**DIRECTIVE**
Print verbatim only the lines of the listing from the line containing "drive-d-button[interactable]: D: <box>80" through the line containing "chevron-right-icon[interactable]: › <box>53 288", inclusive.

**MATERIAL PROVIDED**
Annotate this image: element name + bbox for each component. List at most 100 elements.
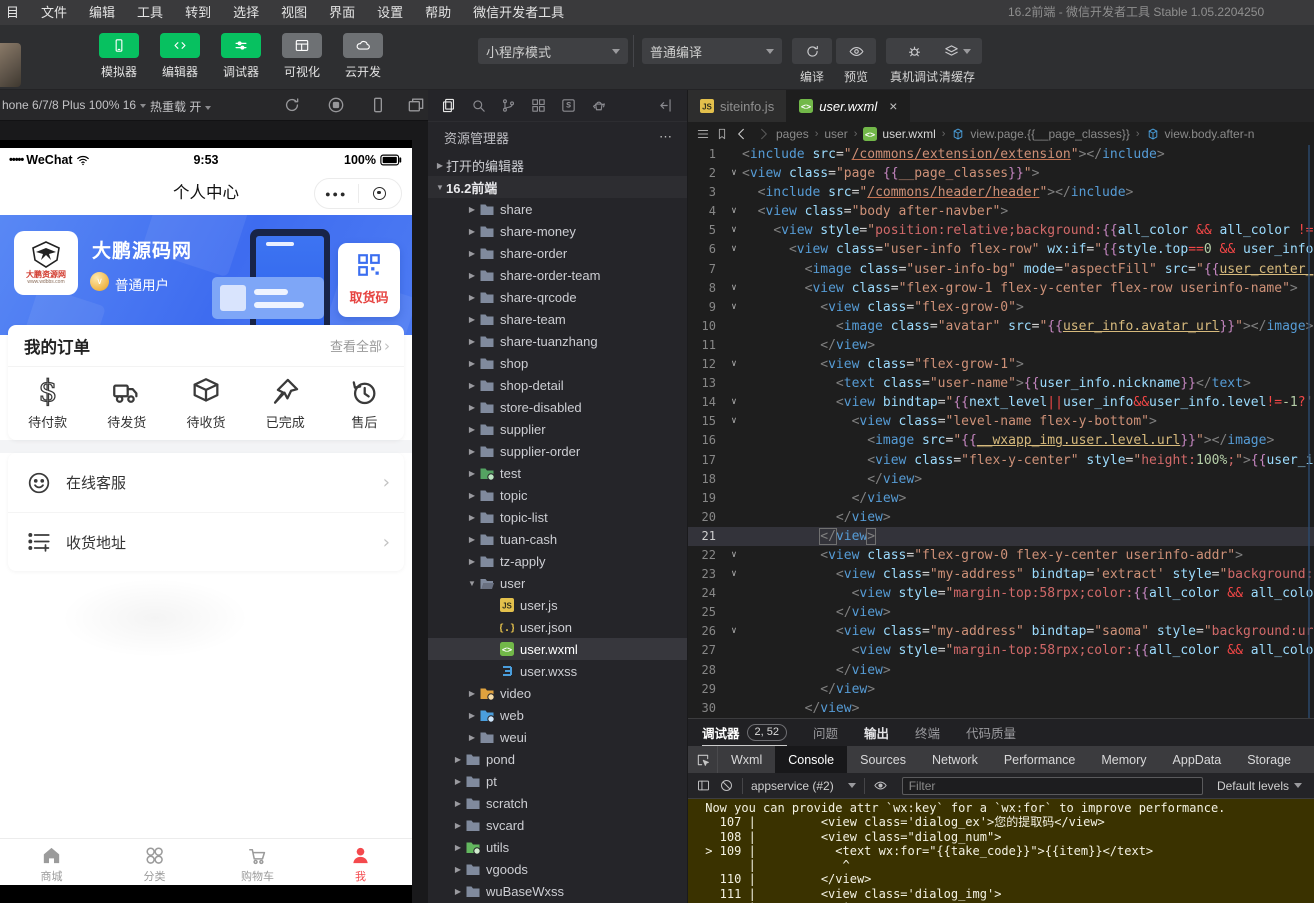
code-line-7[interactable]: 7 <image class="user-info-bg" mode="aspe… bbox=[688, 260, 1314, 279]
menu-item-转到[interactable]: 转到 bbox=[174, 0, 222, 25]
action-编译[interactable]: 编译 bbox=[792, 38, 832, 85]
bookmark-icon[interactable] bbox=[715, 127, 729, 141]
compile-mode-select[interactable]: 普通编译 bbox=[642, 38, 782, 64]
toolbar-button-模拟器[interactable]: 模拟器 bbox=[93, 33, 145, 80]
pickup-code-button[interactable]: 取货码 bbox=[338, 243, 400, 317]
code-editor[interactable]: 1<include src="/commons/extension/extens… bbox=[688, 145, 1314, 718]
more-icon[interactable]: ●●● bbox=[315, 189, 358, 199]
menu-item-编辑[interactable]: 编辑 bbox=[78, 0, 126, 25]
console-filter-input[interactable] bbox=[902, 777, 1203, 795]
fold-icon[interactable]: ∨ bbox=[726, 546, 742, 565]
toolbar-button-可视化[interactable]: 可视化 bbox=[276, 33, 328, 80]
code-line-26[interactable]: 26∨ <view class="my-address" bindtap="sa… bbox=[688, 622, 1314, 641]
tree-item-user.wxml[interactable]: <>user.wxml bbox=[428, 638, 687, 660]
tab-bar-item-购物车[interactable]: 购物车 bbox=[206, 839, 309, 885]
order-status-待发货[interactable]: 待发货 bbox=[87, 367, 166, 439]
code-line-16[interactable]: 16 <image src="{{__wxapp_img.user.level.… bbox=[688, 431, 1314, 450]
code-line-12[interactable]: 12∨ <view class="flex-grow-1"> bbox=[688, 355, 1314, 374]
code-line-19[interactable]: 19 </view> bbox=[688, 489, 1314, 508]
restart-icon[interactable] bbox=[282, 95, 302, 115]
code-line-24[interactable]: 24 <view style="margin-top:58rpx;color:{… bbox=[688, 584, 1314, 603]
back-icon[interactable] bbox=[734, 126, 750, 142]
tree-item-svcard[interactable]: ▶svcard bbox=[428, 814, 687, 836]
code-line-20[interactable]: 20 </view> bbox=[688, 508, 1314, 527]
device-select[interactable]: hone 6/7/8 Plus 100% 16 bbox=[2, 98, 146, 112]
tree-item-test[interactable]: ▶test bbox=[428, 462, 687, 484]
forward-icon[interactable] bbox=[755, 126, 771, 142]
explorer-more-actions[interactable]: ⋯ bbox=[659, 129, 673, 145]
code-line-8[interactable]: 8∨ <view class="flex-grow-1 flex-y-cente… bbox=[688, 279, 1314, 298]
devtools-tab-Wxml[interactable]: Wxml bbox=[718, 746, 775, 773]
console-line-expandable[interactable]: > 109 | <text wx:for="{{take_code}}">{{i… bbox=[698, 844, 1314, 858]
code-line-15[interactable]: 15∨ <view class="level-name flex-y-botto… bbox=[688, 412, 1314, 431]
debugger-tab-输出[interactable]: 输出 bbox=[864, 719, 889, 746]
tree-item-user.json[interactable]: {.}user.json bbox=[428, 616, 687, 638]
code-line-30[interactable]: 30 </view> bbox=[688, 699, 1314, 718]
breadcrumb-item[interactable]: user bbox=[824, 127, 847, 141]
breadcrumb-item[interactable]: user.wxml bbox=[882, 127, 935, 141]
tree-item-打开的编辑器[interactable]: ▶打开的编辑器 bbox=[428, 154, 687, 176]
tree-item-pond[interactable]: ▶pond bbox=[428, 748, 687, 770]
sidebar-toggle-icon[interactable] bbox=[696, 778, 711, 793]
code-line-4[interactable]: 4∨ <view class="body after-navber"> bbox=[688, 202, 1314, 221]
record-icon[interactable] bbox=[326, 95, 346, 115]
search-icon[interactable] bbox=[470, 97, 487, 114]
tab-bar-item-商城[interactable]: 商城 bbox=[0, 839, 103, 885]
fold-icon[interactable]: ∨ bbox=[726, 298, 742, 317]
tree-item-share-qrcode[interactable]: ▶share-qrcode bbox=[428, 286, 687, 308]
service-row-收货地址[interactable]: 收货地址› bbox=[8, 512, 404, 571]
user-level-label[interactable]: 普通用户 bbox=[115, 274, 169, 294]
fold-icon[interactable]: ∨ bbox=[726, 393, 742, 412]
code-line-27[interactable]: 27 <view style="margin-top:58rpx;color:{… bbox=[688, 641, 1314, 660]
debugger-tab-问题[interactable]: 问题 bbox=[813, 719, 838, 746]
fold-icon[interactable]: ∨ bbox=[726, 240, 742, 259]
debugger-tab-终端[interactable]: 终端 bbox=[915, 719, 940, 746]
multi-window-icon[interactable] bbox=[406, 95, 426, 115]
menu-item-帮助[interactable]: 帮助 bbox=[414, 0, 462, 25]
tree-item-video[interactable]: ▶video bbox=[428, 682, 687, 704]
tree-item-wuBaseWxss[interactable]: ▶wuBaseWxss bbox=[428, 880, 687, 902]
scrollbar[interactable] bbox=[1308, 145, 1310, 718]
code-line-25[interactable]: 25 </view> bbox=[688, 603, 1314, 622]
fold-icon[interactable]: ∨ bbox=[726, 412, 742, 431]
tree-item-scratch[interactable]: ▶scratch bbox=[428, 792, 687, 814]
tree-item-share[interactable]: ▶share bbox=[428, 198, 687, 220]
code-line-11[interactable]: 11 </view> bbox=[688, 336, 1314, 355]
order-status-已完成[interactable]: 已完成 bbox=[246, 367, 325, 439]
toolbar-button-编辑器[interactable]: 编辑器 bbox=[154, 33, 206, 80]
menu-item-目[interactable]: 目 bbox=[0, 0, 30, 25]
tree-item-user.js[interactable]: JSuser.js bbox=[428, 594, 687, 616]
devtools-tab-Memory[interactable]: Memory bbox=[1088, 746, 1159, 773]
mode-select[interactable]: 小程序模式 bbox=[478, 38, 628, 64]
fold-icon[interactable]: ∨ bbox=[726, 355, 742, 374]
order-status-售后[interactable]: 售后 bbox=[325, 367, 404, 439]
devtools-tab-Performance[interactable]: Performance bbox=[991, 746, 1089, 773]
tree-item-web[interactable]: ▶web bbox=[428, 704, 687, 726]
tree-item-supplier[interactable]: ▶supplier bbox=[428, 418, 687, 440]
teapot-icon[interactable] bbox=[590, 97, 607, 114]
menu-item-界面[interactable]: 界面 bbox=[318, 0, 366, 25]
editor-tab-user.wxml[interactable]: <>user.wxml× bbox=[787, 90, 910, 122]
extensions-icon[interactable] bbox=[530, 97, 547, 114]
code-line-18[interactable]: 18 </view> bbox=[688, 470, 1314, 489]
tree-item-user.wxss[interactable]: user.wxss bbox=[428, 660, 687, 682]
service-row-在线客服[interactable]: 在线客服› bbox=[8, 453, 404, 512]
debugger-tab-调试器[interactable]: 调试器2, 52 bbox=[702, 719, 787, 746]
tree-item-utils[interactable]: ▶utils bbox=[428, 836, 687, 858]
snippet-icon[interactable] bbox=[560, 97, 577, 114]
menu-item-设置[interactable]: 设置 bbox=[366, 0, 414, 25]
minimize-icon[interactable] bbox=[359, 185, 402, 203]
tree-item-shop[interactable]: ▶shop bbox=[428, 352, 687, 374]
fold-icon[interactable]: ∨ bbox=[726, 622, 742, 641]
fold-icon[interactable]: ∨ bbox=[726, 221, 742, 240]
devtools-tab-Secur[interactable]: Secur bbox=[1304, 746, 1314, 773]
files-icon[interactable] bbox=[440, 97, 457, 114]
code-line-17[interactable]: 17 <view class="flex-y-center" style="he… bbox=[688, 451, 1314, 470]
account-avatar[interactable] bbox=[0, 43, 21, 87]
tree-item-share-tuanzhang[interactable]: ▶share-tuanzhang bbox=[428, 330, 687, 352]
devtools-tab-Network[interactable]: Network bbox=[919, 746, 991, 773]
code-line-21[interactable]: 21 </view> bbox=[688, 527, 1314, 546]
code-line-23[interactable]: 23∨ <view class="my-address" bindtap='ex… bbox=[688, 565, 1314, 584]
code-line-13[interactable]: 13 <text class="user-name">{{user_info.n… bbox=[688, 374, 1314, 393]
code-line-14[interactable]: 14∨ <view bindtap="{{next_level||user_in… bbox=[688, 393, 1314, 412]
==
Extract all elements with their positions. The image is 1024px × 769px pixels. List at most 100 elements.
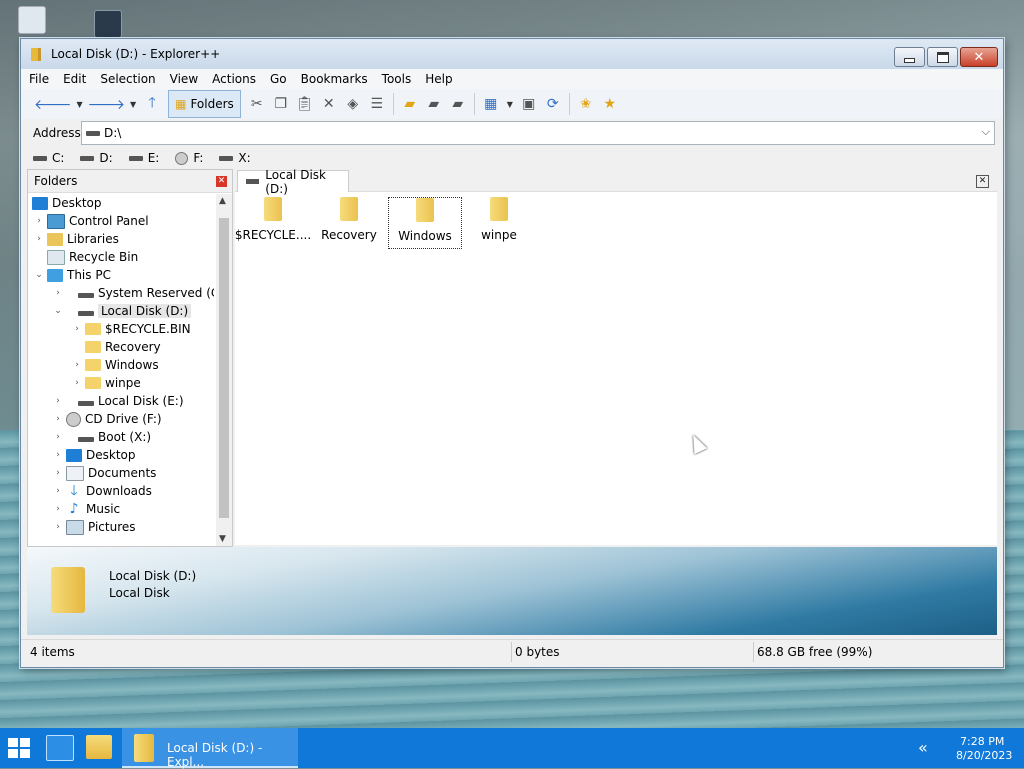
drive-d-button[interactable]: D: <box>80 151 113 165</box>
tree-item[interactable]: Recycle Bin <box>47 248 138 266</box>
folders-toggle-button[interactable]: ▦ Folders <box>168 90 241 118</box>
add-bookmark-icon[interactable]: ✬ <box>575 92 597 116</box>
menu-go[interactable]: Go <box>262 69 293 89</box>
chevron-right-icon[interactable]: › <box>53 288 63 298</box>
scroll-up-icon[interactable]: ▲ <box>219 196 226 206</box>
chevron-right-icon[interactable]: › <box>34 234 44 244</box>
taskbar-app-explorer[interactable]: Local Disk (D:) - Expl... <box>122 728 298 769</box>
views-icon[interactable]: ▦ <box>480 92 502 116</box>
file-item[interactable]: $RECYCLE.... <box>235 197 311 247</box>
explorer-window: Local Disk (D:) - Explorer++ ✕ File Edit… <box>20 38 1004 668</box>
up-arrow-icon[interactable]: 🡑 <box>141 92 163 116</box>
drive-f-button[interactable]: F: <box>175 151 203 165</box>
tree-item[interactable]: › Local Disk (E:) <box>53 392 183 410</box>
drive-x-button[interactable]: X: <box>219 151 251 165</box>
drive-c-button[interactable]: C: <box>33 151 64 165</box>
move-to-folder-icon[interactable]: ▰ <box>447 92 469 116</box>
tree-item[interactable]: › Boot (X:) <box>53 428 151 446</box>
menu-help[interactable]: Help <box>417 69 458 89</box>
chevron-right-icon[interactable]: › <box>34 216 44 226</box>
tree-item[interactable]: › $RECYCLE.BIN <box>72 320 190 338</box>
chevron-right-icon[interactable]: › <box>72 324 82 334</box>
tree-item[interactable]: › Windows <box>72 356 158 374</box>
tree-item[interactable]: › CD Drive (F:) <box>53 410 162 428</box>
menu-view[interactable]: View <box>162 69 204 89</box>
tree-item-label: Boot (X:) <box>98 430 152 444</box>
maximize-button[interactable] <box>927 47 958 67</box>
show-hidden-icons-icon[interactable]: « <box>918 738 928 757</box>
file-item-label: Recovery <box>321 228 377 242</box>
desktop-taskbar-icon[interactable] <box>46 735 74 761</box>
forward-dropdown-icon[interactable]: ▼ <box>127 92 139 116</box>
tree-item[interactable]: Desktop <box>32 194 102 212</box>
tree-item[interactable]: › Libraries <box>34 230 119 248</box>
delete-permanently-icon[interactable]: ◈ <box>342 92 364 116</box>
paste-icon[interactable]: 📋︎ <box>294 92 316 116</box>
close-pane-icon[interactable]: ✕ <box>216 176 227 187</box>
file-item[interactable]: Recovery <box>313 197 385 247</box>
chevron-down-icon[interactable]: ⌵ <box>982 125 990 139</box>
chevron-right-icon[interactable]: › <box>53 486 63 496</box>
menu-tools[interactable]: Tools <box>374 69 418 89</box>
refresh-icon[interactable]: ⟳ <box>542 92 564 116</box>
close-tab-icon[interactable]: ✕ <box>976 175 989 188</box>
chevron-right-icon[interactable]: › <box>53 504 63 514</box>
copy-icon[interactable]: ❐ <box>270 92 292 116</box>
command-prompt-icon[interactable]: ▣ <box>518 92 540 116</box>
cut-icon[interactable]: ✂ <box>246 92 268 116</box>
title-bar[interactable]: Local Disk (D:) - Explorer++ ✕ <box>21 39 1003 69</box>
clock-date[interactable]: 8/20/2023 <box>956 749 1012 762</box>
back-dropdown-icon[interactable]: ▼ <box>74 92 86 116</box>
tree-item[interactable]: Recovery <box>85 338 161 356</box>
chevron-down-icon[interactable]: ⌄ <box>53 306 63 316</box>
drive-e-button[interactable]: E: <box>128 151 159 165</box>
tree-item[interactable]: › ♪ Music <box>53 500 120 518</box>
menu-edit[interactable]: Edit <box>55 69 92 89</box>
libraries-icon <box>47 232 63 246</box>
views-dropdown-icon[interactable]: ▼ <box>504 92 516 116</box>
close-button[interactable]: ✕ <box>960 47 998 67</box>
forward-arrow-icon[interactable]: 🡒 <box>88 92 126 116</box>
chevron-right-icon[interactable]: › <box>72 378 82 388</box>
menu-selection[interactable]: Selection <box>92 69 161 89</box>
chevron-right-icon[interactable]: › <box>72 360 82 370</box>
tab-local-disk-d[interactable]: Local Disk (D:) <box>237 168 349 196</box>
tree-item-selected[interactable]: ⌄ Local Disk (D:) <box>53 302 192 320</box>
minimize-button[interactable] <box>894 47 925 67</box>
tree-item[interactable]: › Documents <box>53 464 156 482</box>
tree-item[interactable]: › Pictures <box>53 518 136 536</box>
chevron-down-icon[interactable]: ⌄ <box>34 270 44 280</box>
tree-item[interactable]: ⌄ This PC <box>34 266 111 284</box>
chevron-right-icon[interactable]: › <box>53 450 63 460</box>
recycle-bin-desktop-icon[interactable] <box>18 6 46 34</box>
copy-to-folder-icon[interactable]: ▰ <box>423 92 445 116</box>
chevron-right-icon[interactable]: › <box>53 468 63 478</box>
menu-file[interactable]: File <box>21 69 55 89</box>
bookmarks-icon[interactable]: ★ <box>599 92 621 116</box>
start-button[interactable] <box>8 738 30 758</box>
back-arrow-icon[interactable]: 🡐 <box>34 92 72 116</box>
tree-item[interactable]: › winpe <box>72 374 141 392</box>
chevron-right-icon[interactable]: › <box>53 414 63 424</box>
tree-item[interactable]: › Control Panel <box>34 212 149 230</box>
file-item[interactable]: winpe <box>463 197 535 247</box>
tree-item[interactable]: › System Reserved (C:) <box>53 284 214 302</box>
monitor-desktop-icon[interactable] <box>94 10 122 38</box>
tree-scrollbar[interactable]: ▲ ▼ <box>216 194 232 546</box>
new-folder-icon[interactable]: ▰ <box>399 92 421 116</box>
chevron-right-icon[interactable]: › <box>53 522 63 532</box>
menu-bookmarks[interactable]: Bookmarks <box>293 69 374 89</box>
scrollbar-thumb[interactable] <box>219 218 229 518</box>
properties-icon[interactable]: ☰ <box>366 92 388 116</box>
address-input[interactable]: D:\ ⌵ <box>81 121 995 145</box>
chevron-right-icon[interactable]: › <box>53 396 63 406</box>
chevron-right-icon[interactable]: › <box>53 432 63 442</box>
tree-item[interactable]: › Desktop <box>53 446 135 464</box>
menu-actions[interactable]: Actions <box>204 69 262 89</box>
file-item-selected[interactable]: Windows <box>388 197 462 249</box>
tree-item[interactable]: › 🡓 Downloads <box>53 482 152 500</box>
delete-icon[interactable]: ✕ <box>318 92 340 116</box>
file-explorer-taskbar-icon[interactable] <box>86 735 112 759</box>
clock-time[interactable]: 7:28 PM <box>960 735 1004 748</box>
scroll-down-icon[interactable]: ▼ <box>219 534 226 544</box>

**EXPECTED ANSWER**
drive-d-button[interactable]: D: <box>80 151 113 165</box>
tree-item[interactable]: Recycle Bin <box>47 248 138 266</box>
folders-toggle-button[interactable]: ▦ Folders <box>168 90 241 118</box>
add-bookmark-icon[interactable]: ✬ <box>575 92 597 116</box>
menu-go[interactable]: Go <box>262 69 293 89</box>
chevron-right-icon[interactable]: › <box>53 288 63 298</box>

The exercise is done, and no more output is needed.